Kent u dat soort van ochtenden? De wekkerradio loeit radio Minerva door de ether. Hij is al een half uur geleden afgegaan maar Morpheus -de god van de slaap- wilde me nog niet wekken. Ik hijs me uit het laken, wankel naar de badkamer, open de kraan van het bad en gooi het koude water in mijn gezicht. Ik zet daarna de kraan weer dicht en maak onze twee kinderen wakker door hen met iets te veel fors het donsdeken van hun lijfjes te trekken. Ze zijn nog in een warme diepe slaap gehuld. De oudste is negen; de jongste zeven en een half. Nim, de oudste reclameert als eerste:

‘Waarom maakt gij mij zó wakker! Waarom zo rap’?!

Ik antwoord dat mama al wakker is en dat ze mij er niet uitkreeg. Dat het al zeven uur is ook en dat we wat later zijn opgestaan dan anders. Buiten regent het ononderbroken en beneden ligt nog maar een half brood in de broodtrommel. Ik kleed me verder aan en rep me -na mijn eerste kop koffie en mijn toiletbezoek- naar de bakker. Het meisje van de bakker verminkt een te groot tijgerbrood door de broodsnijmachine. Ik wandel door de regen terug. Het is maandagochtend en elf maart. De verjaardag van mijn oma. Ik ben niet uitgeslapen. We hebben een hectisch weekeinde gehad met velerlei gebeurtenissen.

◆ OPDRACHTEN ◆
**A)** Neem het ochtendverhaal over tussen "Kent u dat soort" en "Waarom zo rap’?!", beide inbegrepen, en hernoem daarin "wekkerradio" tot "radiowekker".
**B)** Zet het ochtendverhaal voort vanaf de laatste zin.
De gegevens die volgen zijn afkomstig uit een andere bron.

◆ GEGEVEN MATERIAAL ◆
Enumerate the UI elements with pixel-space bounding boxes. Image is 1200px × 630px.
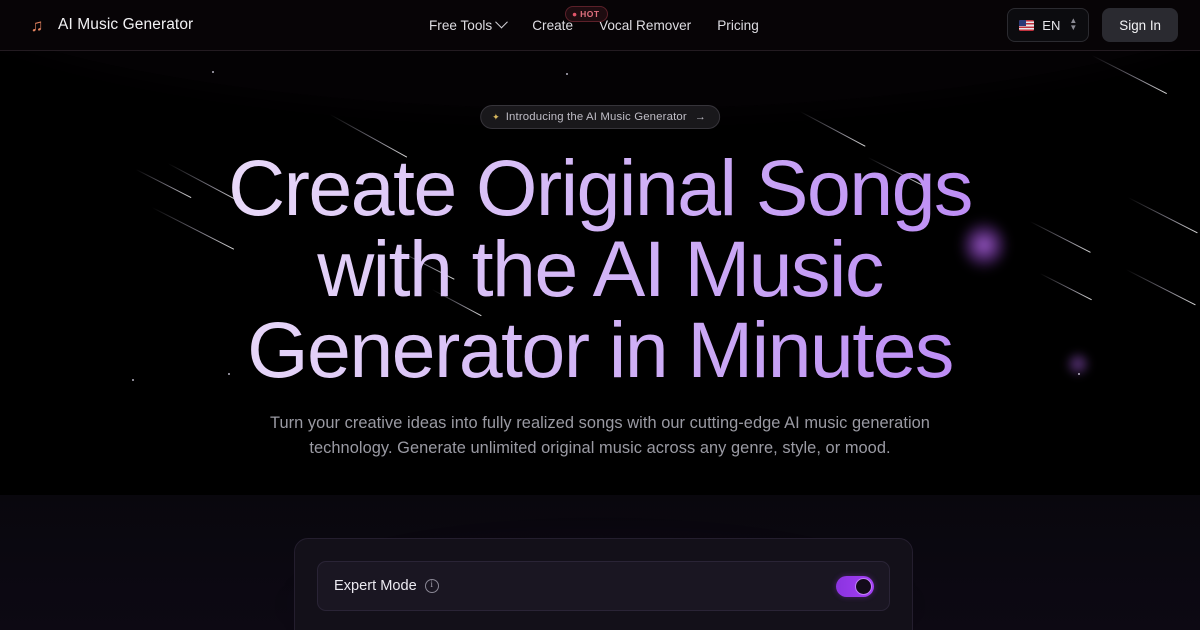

◆ ANTWOORDEN ◆
**A)**
Kent u dat soort van ochtenden? De radiowekker loeit radio Minerva door de ether. Hij is al een half uur geleden afgegaan maar Morpheus -de god van de slaap- wilde me nog niet wekken. Ik hijs me uit het laken, wankel naar de badkamer, open de kraan van het bad en gooi het koude water in mijn gezicht. Ik zet daarna de kraan weer dicht en maak onze twee kinderen wakker door hen met iets te veel fors het donsdeken van hun lijfjes te trekken. Ze zijn nog in een warme diepe slaap gehuld. De oudste is negen; de jongste zeven en een half. Nim, de oudste reclameert als eerste:

‘Waarom maakt gij mij zó wakker! Waarom zo rap’?!

**B)**
Wanneer we eindelijk zo ver zijn dat we door de deur kunnen vertrekken is het één na acht geworden en vermits de school om tien na acht haar poort sluit, moeten we het op een drafje zetten. Lars, onze jongste stapt door een plas; dat kan hij want hij heeft laarzen aan. In het weiland voor het schoolgebouw nemen drie wilde eenden hun ochtenddouche. Eentje is een vrouwtje, de twee anderen zijn mannetjes; misschien volgende keer maar omlopen. Gelukkig zijn we nog op tijd. Ik geef Lars en Nim een knuffel, zeg hen dat ze moeten uitkijken alvorens ze het fietspad voor de schoolpoort oversteken en wuif hen uit. Zo ziet de gemiddelde ochtend er tijdens de week uit.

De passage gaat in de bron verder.